[Stored records]
==================================================
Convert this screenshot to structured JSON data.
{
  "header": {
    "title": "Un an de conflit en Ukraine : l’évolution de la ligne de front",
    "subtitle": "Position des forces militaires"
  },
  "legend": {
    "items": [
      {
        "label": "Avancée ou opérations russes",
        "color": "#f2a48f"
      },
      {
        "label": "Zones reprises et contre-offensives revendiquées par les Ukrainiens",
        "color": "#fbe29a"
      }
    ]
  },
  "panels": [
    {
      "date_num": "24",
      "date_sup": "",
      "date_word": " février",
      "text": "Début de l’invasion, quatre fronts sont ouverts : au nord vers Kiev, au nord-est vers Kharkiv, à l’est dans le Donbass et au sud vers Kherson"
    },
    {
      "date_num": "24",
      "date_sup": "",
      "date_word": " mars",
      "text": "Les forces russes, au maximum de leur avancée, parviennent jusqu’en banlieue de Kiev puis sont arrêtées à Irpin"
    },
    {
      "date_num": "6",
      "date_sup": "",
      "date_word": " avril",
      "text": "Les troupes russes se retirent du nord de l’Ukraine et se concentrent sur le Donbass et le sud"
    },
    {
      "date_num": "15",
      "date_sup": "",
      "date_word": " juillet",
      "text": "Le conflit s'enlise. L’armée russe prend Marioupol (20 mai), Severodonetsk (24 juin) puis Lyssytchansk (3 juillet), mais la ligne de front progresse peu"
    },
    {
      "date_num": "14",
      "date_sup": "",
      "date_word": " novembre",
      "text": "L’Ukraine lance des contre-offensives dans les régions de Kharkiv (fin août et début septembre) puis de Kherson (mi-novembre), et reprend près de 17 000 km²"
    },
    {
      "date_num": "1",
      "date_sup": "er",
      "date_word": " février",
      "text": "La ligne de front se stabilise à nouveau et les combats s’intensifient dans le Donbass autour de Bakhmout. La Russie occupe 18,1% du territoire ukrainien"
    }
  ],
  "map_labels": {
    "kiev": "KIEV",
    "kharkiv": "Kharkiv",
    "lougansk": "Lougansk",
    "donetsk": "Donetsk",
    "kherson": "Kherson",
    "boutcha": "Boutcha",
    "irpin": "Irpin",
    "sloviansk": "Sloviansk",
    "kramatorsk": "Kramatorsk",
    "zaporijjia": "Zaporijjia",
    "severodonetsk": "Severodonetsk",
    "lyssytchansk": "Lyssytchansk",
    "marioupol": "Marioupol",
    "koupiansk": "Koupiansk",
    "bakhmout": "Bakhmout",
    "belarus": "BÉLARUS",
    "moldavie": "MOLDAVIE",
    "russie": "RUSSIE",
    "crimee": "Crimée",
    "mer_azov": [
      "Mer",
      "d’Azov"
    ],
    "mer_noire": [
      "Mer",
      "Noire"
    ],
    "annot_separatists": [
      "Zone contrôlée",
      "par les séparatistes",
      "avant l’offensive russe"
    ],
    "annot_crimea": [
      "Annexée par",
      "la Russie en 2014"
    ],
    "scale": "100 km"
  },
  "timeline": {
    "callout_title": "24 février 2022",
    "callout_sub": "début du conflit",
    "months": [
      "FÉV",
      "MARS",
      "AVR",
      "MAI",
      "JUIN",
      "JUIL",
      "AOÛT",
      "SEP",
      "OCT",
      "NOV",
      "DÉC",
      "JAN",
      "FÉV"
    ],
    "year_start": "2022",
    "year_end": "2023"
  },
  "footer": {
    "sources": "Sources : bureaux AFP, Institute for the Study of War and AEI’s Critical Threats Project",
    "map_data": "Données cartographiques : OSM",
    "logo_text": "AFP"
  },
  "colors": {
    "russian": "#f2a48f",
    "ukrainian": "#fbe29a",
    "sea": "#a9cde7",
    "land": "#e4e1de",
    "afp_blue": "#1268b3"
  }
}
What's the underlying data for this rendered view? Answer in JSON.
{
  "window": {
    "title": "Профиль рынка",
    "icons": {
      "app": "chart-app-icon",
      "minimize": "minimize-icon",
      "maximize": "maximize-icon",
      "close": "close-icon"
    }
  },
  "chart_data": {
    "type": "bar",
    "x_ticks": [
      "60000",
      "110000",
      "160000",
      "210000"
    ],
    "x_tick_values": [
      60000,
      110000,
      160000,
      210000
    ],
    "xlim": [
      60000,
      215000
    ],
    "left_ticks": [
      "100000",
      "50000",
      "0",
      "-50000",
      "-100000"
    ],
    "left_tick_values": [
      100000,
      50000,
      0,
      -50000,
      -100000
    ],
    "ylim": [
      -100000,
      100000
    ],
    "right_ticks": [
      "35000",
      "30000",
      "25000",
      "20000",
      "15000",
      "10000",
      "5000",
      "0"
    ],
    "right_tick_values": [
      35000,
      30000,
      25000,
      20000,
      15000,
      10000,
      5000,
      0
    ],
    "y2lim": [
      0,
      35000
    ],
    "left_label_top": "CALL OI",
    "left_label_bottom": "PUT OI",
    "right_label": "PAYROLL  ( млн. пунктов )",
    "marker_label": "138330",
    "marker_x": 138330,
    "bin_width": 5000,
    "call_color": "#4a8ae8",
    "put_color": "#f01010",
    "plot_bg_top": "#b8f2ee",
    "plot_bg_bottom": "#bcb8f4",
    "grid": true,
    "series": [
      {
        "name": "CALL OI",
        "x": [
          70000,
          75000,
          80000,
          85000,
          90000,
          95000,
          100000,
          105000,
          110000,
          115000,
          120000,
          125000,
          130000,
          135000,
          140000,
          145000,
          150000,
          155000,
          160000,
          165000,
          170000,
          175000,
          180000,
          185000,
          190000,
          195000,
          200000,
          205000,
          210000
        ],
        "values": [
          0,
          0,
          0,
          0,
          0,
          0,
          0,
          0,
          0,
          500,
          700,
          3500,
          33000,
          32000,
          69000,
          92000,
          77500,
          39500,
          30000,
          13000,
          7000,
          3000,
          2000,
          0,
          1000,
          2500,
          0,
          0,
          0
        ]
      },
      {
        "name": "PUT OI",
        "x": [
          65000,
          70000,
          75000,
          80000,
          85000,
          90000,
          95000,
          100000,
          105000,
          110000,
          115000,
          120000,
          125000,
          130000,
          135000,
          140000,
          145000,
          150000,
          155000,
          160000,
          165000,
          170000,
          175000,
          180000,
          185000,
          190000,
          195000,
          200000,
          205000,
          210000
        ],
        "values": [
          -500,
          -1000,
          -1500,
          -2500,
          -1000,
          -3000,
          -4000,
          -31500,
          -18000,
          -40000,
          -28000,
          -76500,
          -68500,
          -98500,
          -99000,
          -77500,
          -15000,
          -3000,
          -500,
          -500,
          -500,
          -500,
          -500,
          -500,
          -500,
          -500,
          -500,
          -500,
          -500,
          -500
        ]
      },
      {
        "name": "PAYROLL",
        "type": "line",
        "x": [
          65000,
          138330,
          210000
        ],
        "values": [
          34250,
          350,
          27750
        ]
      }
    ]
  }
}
==================================================
■ **Set problem**:
Copy out all of the records shown above exactly.

■ **Reply**:
Convert this screenshot to structured JSON data.
{
  "header": {
    "title": "Un an de conflit en Ukraine : l’évolution de la ligne de front",
    "subtitle": "Position des forces militaires"
  },
  "legend": {
    "items": [
      {
        "label": "Avancée ou opérations russes",
        "color": "#f2a48f"
      },
      {
        "label": "Zones reprises et contre-offensives revendiquées par les Ukrainiens",
        "color": "#fbe29a"
      }
    ]
  },
  "panels": [
    {
      "date_num": "24",
      "date_sup": "",
      "date_word": " février",
      "text": "Début de l’invasion, quatre fronts sont ouverts : au nord vers Kiev, au nord-est vers Kharkiv, à l’est dans le Donbass et au sud vers Kherson"
    },
    {
      "date_num": "24",
      "date_sup": "",
      "date_word": " mars",
      "text": "Les forces russes, au maximum de leur avancée, parviennent jusqu’en banlieue de Kiev puis sont arrêtées à Irpin"
    },
    {
      "date_num": "6",
      "date_sup": "",
      "date_word": " avril",
      "text": "Les troupes russes se retirent du nord de l’Ukraine et se concentrent sur le Donbass et le sud"
    },
    {
      "date_num": "15",
      "date_sup": "",
      "date_word": " juillet",
      "text": "Le conflit s'enlise. L’armée russe prend Marioupol (20 mai), Severodonetsk (24 juin) puis Lyssytchansk (3 juillet), mais la ligne de front progresse peu"
    },
    {
      "date_num": "14",
      "date_sup": "",
      "date_word": " novembre",
      "text": "L’Ukraine lance des contre-offensives dans les régions de Kharkiv (fin août et début septembre) puis de Kherson (mi-novembre), et reprend près de 17 000 km²"
    },
    {
      "date_num": "1",
      "date_sup": "er",
      "date_word": " février",
      "text": "La ligne de front se stabilise à nouveau et les combats s’intensifient dans le Donbass autour de Bakhmout. La Russie occupe 18,1% du territoire ukrainien"
    }
  ],
  "map_labels": {
    "kiev": "KIEV",
    "kharkiv": "Kharkiv",
    "lougansk": "Lougansk",
    "donetsk": "Donetsk",
    "kherson": "Kherson",
    "boutcha": "Boutcha",
    "irpin": "Irpin",
    "sloviansk": "Sloviansk",
    "kramatorsk": "Kramatorsk",
    "zaporijjia": "Zaporijjia",
    "severodonetsk": "Severodonetsk",
    "lyssytchansk": "Lyssytchansk",
    "marioupol": "Marioupol",
    "koupiansk": "Koupiansk",
    "bakhmout": "Bakhmout",
    "belarus": "BÉLARUS",
    "moldavie": "MOLDAVIE",
    "russie": "RUSSIE",
    "crimee": "Crimée",
    "mer_azov": [
      "Mer",
      "d’Azov"
    ],
    "mer_noire": [
      "Mer",
      "Noire"
    ],
    "annot_separatists": [
      "Zone contrôlée",
      "par les séparatistes",
      "avant l’offensive russe"
    ],
    "annot_crimea": [
      "Annexée par",
      "la Russie en 2014"
    ],
    "scale": "100 km"
  },
  "timeline": {
    "callout_title": "24 février 2022",
    "callout_sub": "début du conflit",
    "months": [
      "FÉV",
      "MARS",
      "AVR",
      "MAI",
      "JUIN",
      "JUIL",
      "AOÛT",
      "SEP",
      "OCT",
      "NOV",
      "DÉC",
      "JAN",
      "FÉV"
    ],
    "year_start": "2022",
    "year_end": "2023"
  },
  "footer": {
    "sources": "Sources : bureaux AFP, Institute for the Study of War and AEI’s Critical Threats Project",
    "map_data": "Données cartographiques : OSM",
    "logo_text": "AFP"
  },
  "colors": {
    "russian": "#f2a48f",
    "ukrainian": "#fbe29a",
    "sea": "#a9cde7",
    "land": "#e4e1de",
    "afp_blue": "#1268b3"
  }
}
What's the underlying data for this rendered view? Answer in JSON.
{
  "window": {
    "title": "Профиль рынка",
    "icons": {
      "app": "chart-app-icon",
      "minimize": "minimize-icon",
      "maximize": "maximize-icon",
      "close": "close-icon"
    }
  },
  "chart_data": {
    "type": "bar",
    "x_ticks": [
      "60000",
      "110000",
      "160000",
      "210000"
    ],
    "x_tick_values": [
      60000,
      110000,
      160000,
      210000
    ],
    "xlim": [
      60000,
      215000
    ],
    "left_ticks": [
      "100000",
      "50000",
      "0",
      "-50000",
      "-100000"
    ],
    "left_tick_values": [
      100000,
      50000,
      0,
      -50000,
      -100000
    ],
    "ylim": [
      -100000,
      100000
    ],
    "right_ticks": [
      "35000",
      "30000",
      "25000",
      "20000",
      "15000",
      "10000",
      "5000",
      "0"
    ],
    "right_tick_values": [
      35000,
      30000,
      25000,
      20000,
      15000,
      10000,
      5000,
      0
    ],
    "y2lim": [
      0,
      35000
    ],
    "left_label_top": "CALL OI",
    "left_label_bottom": "PUT OI",
    "right_label": "PAYROLL  ( млн. пунктов )",
    "marker_label": "138330",
    "marker_x": 138330,
    "bin_width": 5000,
    "call_color": "#4a8ae8",
    "put_color": "#f01010",
    "plot_bg_top": "#b8f2ee",
    "plot_bg_bottom": "#bcb8f4",
    "grid": true,
    "series": [
      {
        "name": "CALL OI",
        "x": [
          70000,
          75000,
          80000,
          85000,
          90000,
          95000,
          100000,
          105000,
          110000,
          115000,
          120000,
          125000,
          130000,
          135000,
          140000,
          145000,
          150000,
          155000,
          160000,
          165000,
          170000,
          175000,
          180000,
          185000,
          190000,
          195000,
          200000,
          205000,
          210000
        ],
        "values": [
          0,
          0,
          0,
          0,
          0,
          0,
          0,
          0,
          0,
          500,
          700,
          3500,
          33000,
          32000,
          69000,
          92000,
          77500,
          39500,
          30000,
          13000,
          7000,
          3000,
          2000,
          0,
          1000,
          2500,
          0,
          0,
          0
        ]
      },
      {
        "name": "PUT OI",
        "x": [
          65000,
          70000,
          75000,
          80000,
          85000,
          90000,
          95000,
          100000,
          105000,
          110000,
          115000,
          120000,
          125000,
          130000,
          135000,
          140000,
          145000,
          150000,
          155000,
          160000,
          165000,
          170000,
          175000,
          180000,
          185000,
          190000,
          195000,
          200000,
          205000,
          210000
        ],
        "values": [
          -500,
          -1000,
          -1500,
          -2500,
          -1000,
          -3000,
          -4000,
          -31500,
          -18000,
          -40000,
          -28000,
          -76500,
          -68500,
          -98500,
          -99000,
          -77500,
          -15000,
          -3000,
          -500,
          -500,
          -500,
          -500,
          -500,
          -500,
          -500,
          -500,
          -500,
          -500,
          -500,
          -500
        ]
      },
      {
        "name": "PAYROLL",
        "type": "line",
        "x": [
          65000,
          138330,
          210000
        ],
        "values": [
          34250,
          350,
          27750
        ]
      }
    ]
  }
}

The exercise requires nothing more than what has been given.